→ **RECORDS PROVIDED**
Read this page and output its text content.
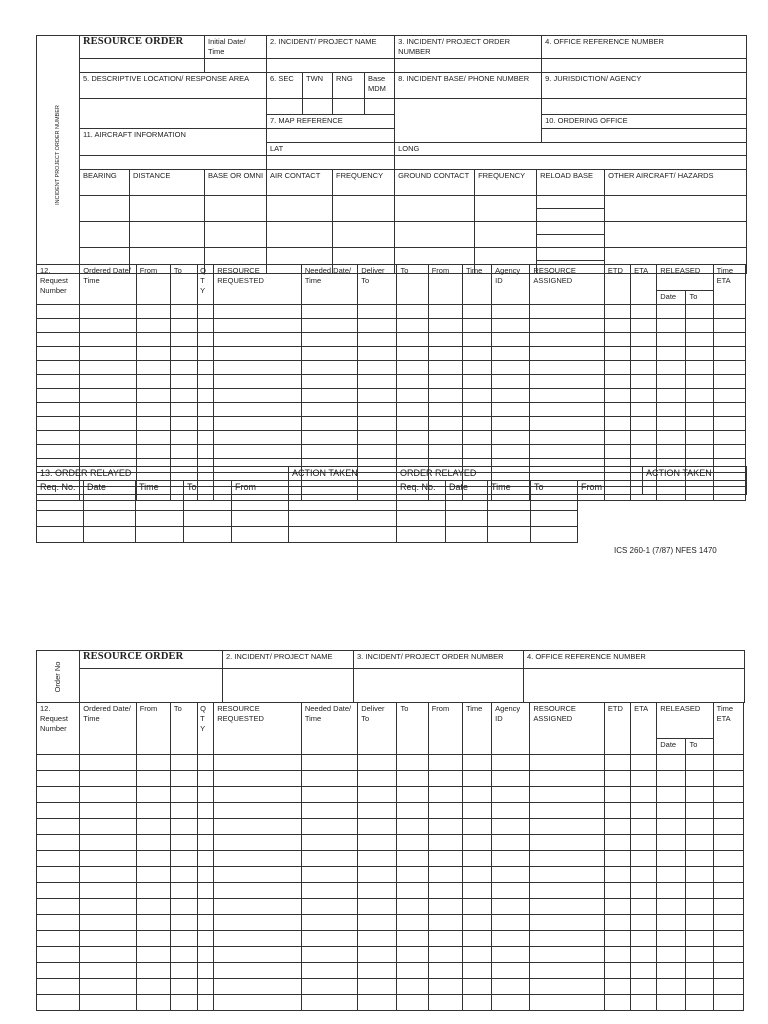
INCIDENT PROJECT ORDER NUMBER	RESOURCE ORDER		Initial Date/ Time	2. INCIDENT/ PROJECT NAME				3. INCIDENT/ PROJECT ORDER NUMBER			4. OFFICE REFERENCE NUMBER	

	5. DESCRIPTIVE LOCATION/ RESPONSE AREA			6. SEC	TWN	RNG	Base MDM	8. INCIDENT BASE/ PHONE NUMBER			9. JURISDICTION/ AGENCY	

				7. MAP REFERENCE							10. ORDERING OFFICE	
	11. AIRCRAFT INFORMATION											
				LAT				LONG				

	BEARING	DISTANCE	BASE OR OMNI	AIR CONTACT		FREQUENCY		GROUND CONTACT	FREQUENCY	RELOAD BASE		OTHER AIRCRAFT/ HAZARDS

12. Request Number	Ordered Date/ Time	From	To	Q T Y	RESOURCE REQUESTED	Needed Date/ Time	Deliver To	To	From	Time	Agency ID	RESOURCE ASSIGNED	ETD	ETA	RELEASED		Time ETA
															Date	To	

13. ORDER RELAYED					ACTION TAKEN	ORDER RELAYED					ACTION TAKEN
Req. No.	Date	Time	To	From		Req. No.	Date	Time	To	From	

ICS 260-1 (7/87) NFES 1470
Order No	RESOURCE ORDER	2. INCIDENT/ PROJECT NAME	3. INCIDENT/ PROJECT ORDER NUMBER	4. OFFICE REFERENCE NUMBER

12. Request Number	Ordered Date/ Time	From	To	Q T Y	RESOURCE REQUESTED	Needed Date/ Time	Deliver To	To	From	Time	Agency ID	RESOURCE ASSIGNED	ETD	ETA	RELEASED		Time ETA
															Date	To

→ **STATED PROBLEM**
Extract all lines from the data in which "BASE" is found.

→ **EXERCISE OUTPUT**
	5. DESCRIPTIVE LOCATION/ RESPONSE AREA			6. SEC	TWN	RNG	Base MDM	8. INCIDENT BASE/ PHONE NUMBER			9. JURISDICTION/ AGENCY	
	BEARING	DISTANCE	BASE OR OMNI	AIR CONTACT		FREQUENCY		GROUND CONTACT	FREQUENCY	RELOAD BASE		OTHER AIRCRAFT/ HAZARDS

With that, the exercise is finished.